**Required work:** Give the data below again exactly as it stands. Omit the pictures.

**Record excerpts:**
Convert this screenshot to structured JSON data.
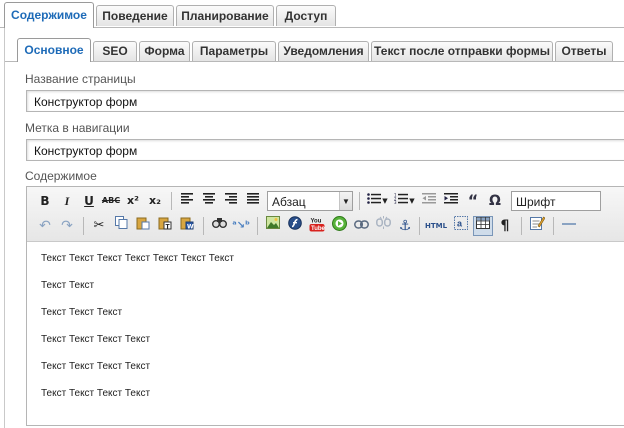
{
  "top_tabs": [
    "Содержимое",
    "Поведение",
    "Планирование",
    "Доступ"
  ],
  "sub_tabs": [
    "Основное",
    "SEO",
    "Форма",
    "Параметры",
    "Уведомления",
    "Текст после отправки формы",
    "Ответы"
  ],
  "fields": {
    "page_name_label": "Название страницы",
    "page_name_value": "Конструктор форм",
    "nav_label": "Метка в навигации",
    "nav_value": "Конструктор форм",
    "content_label": "Содержимое"
  },
  "toolbar": {
    "bold": "B",
    "italic": "I",
    "underline": "U",
    "strike": "ABC",
    "superscript": "x²",
    "subscript": "x₂",
    "format_value": "Абзац",
    "font_value": "Шрифт",
    "youtube": "You Tube",
    "html": "HTML",
    "pilcrow": "¶",
    "quote": "“",
    "omega": "Ω"
  },
  "content": [
    "Текст Текст Текст Текст Текст Текст Текст",
    "Текст Текст",
    "Текст Текст Текст",
    "Текст Текст Текст Текст",
    "Текст Текст Текст Текст",
    " Текст Текст Текст Текст"
  ],
  "colors": {
    "active_tab_text": "#1e6bb8",
    "tab_border": "#b0b0b0",
    "toolbar_bg": "#ececec"
  }
}
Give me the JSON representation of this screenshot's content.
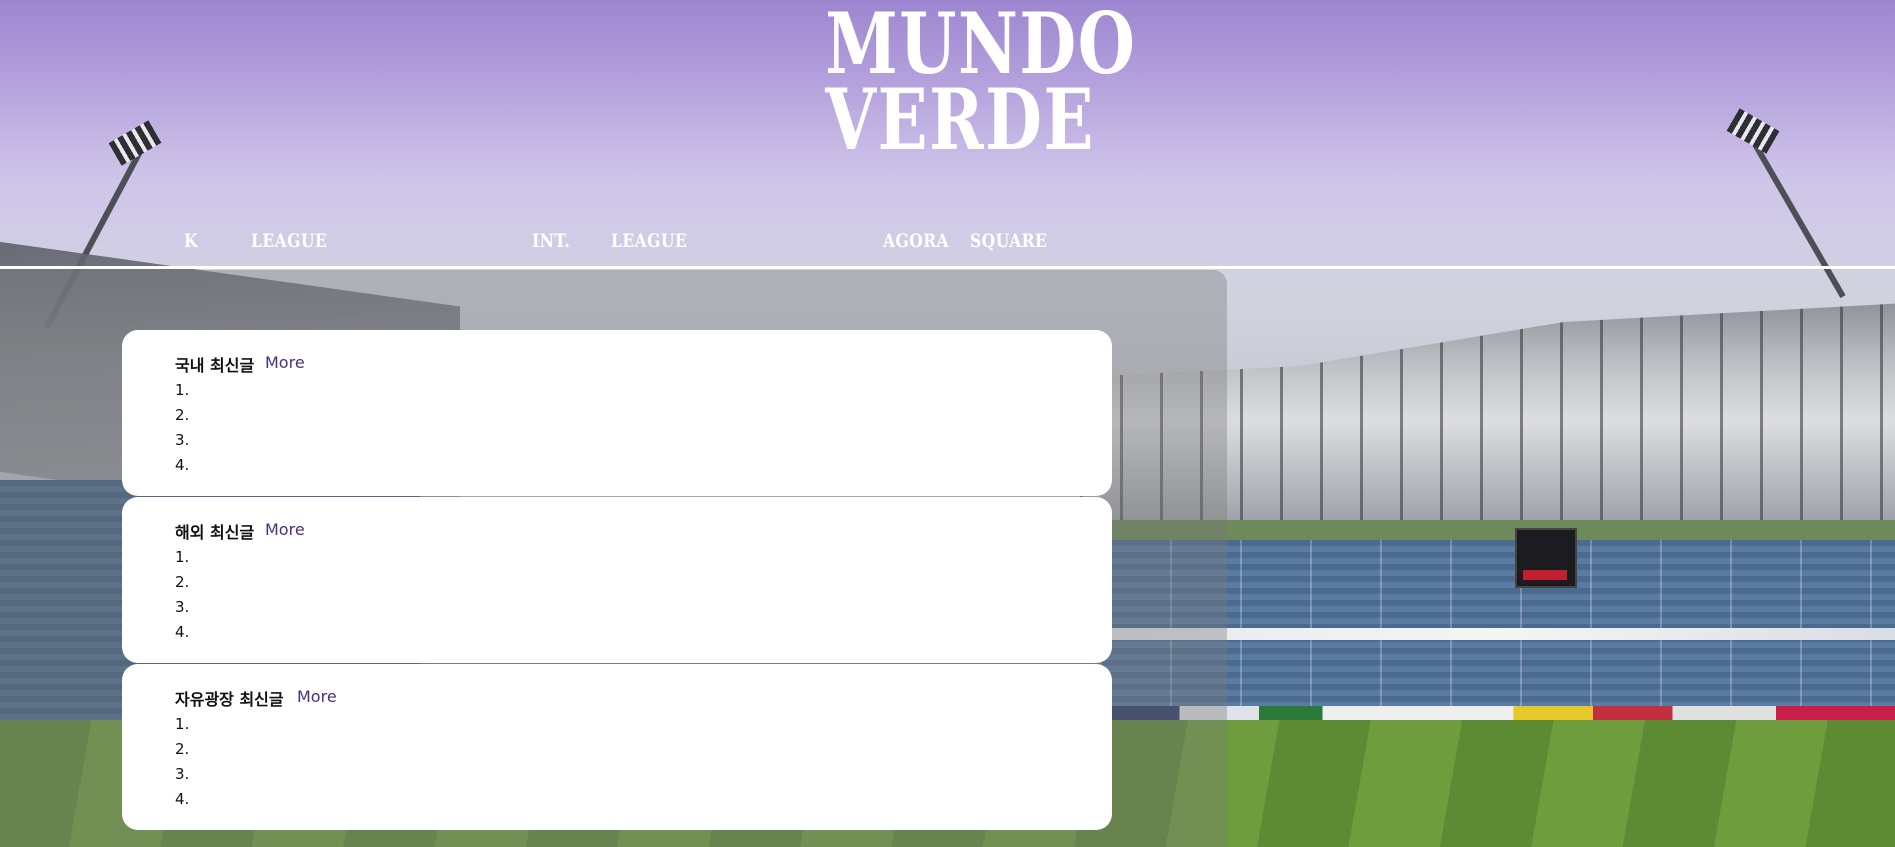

**Written answer:**
Convert this screenshot to structured JSON data.
{
  "top_tabs": [
    "Содержимое",
    "Поведение",
    "Планирование",
    "Доступ"
  ],
  "sub_tabs": [
    "Основное",
    "SEO",
    "Форма",
    "Параметры",
    "Уведомления",
    "Текст после отправки формы",
    "Ответы"
  ],
  "fields": {
    "page_name_label": "Название страницы",
    "page_name_value": "Конструктор форм",
    "nav_label": "Метка в навигации",
    "nav_value": "Конструктор форм",
    "content_label": "Содержимое"
  },
  "toolbar": {
    "bold": "B",
    "italic": "I",
    "underline": "U",
    "strike": "ABC",
    "superscript": "x²",
    "subscript": "x₂",
    "format_value": "Абзац",
    "font_value": "Шрифт",
    "youtube": "You Tube",
    "html": "HTML",
    "pilcrow": "¶",
    "quote": "“",
    "omega": "Ω"
  },
  "content": [
    "Текст Текст Текст Текст Текст Текст Текст",
    "Текст Текст",
    "Текст Текст Текст",
    "Текст Текст Текст Текст",
    "Текст Текст Текст Текст",
    " Текст Текст Текст Текст"
  ],
  "colors": {
    "active_tab_text": "#1e6bb8",
    "tab_border": "#b0b0b0",
    "toolbar_bg": "#ececec"
  }
}
Give me the JSON representation of this screenshot's content.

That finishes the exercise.